Given instruction
Give the material again in full, matching it exactly.

-------- Data excerpts --------

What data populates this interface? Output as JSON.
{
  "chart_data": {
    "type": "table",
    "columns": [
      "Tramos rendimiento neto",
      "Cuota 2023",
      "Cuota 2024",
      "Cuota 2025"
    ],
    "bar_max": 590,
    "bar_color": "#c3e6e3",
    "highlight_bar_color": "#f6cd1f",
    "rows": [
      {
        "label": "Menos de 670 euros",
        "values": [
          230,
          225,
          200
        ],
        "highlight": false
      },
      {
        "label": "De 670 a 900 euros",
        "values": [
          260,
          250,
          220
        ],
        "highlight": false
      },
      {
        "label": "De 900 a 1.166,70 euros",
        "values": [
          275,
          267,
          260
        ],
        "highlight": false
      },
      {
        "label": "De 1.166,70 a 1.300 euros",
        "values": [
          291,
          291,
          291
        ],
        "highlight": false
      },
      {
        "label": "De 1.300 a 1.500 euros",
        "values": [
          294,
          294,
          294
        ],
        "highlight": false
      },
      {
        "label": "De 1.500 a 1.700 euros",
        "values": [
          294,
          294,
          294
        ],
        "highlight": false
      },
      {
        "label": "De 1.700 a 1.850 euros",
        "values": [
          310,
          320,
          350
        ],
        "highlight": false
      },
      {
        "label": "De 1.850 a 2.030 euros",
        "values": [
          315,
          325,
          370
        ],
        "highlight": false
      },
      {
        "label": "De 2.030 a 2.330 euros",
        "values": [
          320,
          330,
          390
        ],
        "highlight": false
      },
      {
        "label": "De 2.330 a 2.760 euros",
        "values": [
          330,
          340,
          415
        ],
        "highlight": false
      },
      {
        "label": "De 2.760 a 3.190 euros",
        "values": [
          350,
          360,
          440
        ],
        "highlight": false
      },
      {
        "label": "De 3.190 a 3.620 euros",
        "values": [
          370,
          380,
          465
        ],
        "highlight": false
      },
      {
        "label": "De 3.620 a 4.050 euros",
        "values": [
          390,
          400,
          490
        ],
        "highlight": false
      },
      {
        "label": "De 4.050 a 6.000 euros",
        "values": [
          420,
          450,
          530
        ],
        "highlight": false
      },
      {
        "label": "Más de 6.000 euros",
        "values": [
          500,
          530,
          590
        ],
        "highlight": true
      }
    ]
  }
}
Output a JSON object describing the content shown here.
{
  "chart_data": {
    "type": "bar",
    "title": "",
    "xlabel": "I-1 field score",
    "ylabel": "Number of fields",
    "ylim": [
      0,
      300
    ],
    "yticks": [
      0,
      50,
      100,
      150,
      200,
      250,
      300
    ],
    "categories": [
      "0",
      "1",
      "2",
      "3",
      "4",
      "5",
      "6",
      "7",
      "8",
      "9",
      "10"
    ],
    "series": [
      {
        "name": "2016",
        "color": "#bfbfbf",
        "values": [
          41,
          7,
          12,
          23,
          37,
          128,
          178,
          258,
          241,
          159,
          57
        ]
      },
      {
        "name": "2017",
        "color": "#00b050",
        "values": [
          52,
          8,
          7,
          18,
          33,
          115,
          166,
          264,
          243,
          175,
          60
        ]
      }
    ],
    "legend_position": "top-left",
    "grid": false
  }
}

--------

Task result
What data populates this interface? Output as JSON.
{
  "chart_data": {
    "type": "table",
    "columns": [
      "Tramos rendimiento neto",
      "Cuota 2023",
      "Cuota 2024",
      "Cuota 2025"
    ],
    "bar_max": 590,
    "bar_color": "#c3e6e3",
    "highlight_bar_color": "#f6cd1f",
    "rows": [
      {
        "label": "Menos de 670 euros",
        "values": [
          230,
          225,
          200
        ],
        "highlight": false
      },
      {
        "label": "De 670 a 900 euros",
        "values": [
          260,
          250,
          220
        ],
        "highlight": false
      },
      {
        "label": "De 900 a 1.166,70 euros",
        "values": [
          275,
          267,
          260
        ],
        "highlight": false
      },
      {
        "label": "De 1.166,70 a 1.300 euros",
        "values": [
          291,
          291,
          291
        ],
        "highlight": false
      },
      {
        "label": "De 1.300 a 1.500 euros",
        "values": [
          294,
          294,
          294
        ],
        "highlight": false
      },
      {
        "label": "De 1.500 a 1.700 euros",
        "values": [
          294,
          294,
          294
        ],
        "highlight": false
      },
      {
        "label": "De 1.700 a 1.850 euros",
        "values": [
          310,
          320,
          350
        ],
        "highlight": false
      },
      {
        "label": "De 1.850 a 2.030 euros",
        "values": [
          315,
          325,
          370
        ],
        "highlight": false
      },
      {
        "label": "De 2.030 a 2.330 euros",
        "values": [
          320,
          330,
          390
        ],
        "highlight": false
      },
      {
        "label": "De 2.330 a 2.760 euros",
        "values": [
          330,
          340,
          415
        ],
        "highlight": false
      },
      {
        "label": "De 2.760 a 3.190 euros",
        "values": [
          350,
          360,
          440
        ],
        "highlight": false
      },
      {
        "label": "De 3.190 a 3.620 euros",
        "values": [
          370,
          380,
          465
        ],
        "highlight": false
      },
      {
        "label": "De 3.620 a 4.050 euros",
        "values": [
          390,
          400,
          490
        ],
        "highlight": false
      },
      {
        "label": "De 4.050 a 6.000 euros",
        "values": [
          420,
          450,
          530
        ],
        "highlight": false
      },
      {
        "label": "Más de 6.000 euros",
        "values": [
          500,
          530,
          590
        ],
        "highlight": true
      }
    ]
  }
}
Output a JSON object describing the content shown here.
{
  "chart_data": {
    "type": "bar",
    "title": "",
    "xlabel": "I-1 field score",
    "ylabel": "Number of fields",
    "ylim": [
      0,
      300
    ],
    "yticks": [
      0,
      50,
      100,
      150,
      200,
      250,
      300
    ],
    "categories": [
      "0",
      "1",
      "2",
      "3",
      "4",
      "5",
      "6",
      "7",
      "8",
      "9",
      "10"
    ],
    "series": [
      {
        "name": "2016",
        "color": "#bfbfbf",
        "values": [
          41,
          7,
          12,
          23,
          37,
          128,
          178,
          258,
          241,
          159,
          57
        ]
      },
      {
        "name": "2017",
        "color": "#00b050",
        "values": [
          52,
          8,
          7,
          18,
          33,
          115,
          166,
          264,
          243,
          175,
          60
        ]
      }
    ],
    "legend_position": "top-left",
    "grid": false
  }
}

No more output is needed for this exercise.